WHAT TO DO =>
Reproduce every record exactly as it appears, but not the pictures.

RECORDS SUPPLIED =>
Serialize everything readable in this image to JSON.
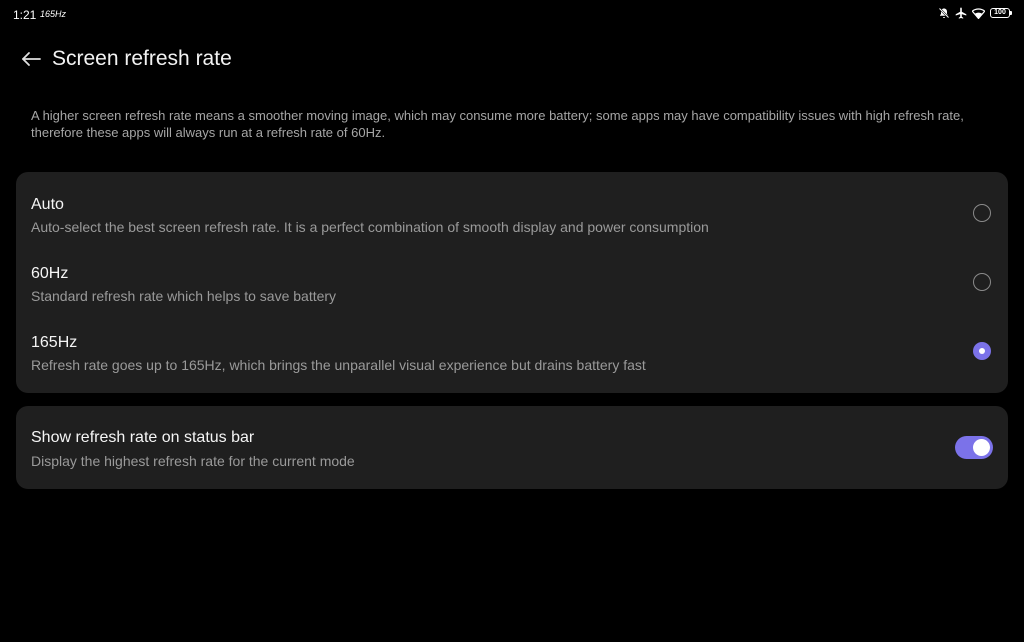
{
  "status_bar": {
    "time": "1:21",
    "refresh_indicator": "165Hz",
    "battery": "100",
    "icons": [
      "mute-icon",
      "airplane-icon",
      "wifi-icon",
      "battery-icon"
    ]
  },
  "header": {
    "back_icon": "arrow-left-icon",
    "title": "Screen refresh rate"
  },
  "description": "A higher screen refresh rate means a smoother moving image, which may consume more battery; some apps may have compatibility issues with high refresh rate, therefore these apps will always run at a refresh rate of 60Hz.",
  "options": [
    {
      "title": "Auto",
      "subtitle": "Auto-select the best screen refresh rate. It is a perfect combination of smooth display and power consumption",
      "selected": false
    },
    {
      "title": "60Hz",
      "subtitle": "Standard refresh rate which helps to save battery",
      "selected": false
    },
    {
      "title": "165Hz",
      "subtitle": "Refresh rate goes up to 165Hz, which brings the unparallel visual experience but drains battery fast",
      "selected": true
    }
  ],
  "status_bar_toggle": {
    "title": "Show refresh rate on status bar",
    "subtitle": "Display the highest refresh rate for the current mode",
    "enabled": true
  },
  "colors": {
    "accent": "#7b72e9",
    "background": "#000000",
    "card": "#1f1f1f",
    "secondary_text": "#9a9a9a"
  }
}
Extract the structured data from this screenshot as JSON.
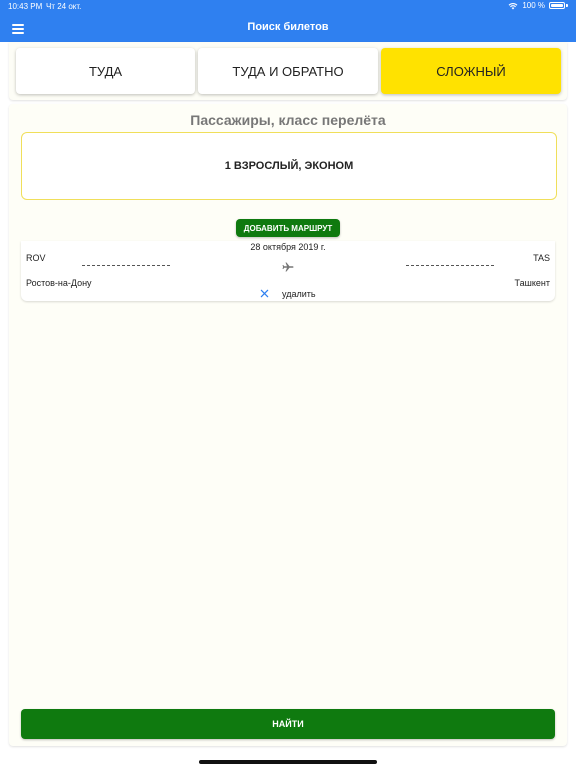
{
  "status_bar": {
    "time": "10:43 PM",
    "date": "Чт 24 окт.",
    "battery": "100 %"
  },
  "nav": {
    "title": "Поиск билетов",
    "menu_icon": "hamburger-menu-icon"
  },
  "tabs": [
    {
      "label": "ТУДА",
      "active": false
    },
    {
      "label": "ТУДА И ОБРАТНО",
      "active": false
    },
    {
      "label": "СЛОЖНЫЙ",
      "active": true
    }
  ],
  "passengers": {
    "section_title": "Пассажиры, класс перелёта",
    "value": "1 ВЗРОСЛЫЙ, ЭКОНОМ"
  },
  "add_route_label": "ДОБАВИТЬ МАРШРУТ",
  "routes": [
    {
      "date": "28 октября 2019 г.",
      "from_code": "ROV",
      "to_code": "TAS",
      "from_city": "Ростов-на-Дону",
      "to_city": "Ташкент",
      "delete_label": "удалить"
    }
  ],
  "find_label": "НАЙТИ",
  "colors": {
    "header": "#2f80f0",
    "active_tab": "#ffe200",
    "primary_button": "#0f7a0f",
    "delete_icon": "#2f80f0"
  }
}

WRITTEN RESPONSE =>
Serialize everything readable in this image to JSON.
{
  "status_bar": {
    "time": "1:21",
    "refresh_indicator": "165Hz",
    "battery": "100",
    "icons": [
      "mute-icon",
      "airplane-icon",
      "wifi-icon",
      "battery-icon"
    ]
  },
  "header": {
    "back_icon": "arrow-left-icon",
    "title": "Screen refresh rate"
  },
  "description": "A higher screen refresh rate means a smoother moving image, which may consume more battery; some apps may have compatibility issues with high refresh rate, therefore these apps will always run at a refresh rate of 60Hz.",
  "options": [
    {
      "title": "Auto",
      "subtitle": "Auto-select the best screen refresh rate. It is a perfect combination of smooth display and power consumption",
      "selected": false
    },
    {
      "title": "60Hz",
      "subtitle": "Standard refresh rate which helps to save battery",
      "selected": false
    },
    {
      "title": "165Hz",
      "subtitle": "Refresh rate goes up to 165Hz, which brings the unparallel visual experience but drains battery fast",
      "selected": true
    }
  ],
  "status_bar_toggle": {
    "title": "Show refresh rate on status bar",
    "subtitle": "Display the highest refresh rate for the current mode",
    "enabled": true
  },
  "colors": {
    "accent": "#7b72e9",
    "background": "#000000",
    "card": "#1f1f1f",
    "secondary_text": "#9a9a9a"
  }
}
Extract the structured data from this screenshot as JSON.
{
  "status_bar": {
    "time": "10:43 PM",
    "date": "Чт 24 окт.",
    "battery": "100 %"
  },
  "nav": {
    "title": "Поиск билетов",
    "menu_icon": "hamburger-menu-icon"
  },
  "tabs": [
    {
      "label": "ТУДА",
      "active": false
    },
    {
      "label": "ТУДА И ОБРАТНО",
      "active": false
    },
    {
      "label": "СЛОЖНЫЙ",
      "active": true
    }
  ],
  "passengers": {
    "section_title": "Пассажиры, класс перелёта",
    "value": "1 ВЗРОСЛЫЙ, ЭКОНОМ"
  },
  "add_route_label": "ДОБАВИТЬ МАРШРУТ",
  "routes": [
    {
      "date": "28 октября 2019 г.",
      "from_code": "ROV",
      "to_code": "TAS",
      "from_city": "Ростов-на-Дону",
      "to_city": "Ташкент",
      "delete_label": "удалить"
    }
  ],
  "find_label": "НАЙТИ",
  "colors": {
    "header": "#2f80f0",
    "active_tab": "#ffe200",
    "primary_button": "#0f7a0f",
    "delete_icon": "#2f80f0"
  }
}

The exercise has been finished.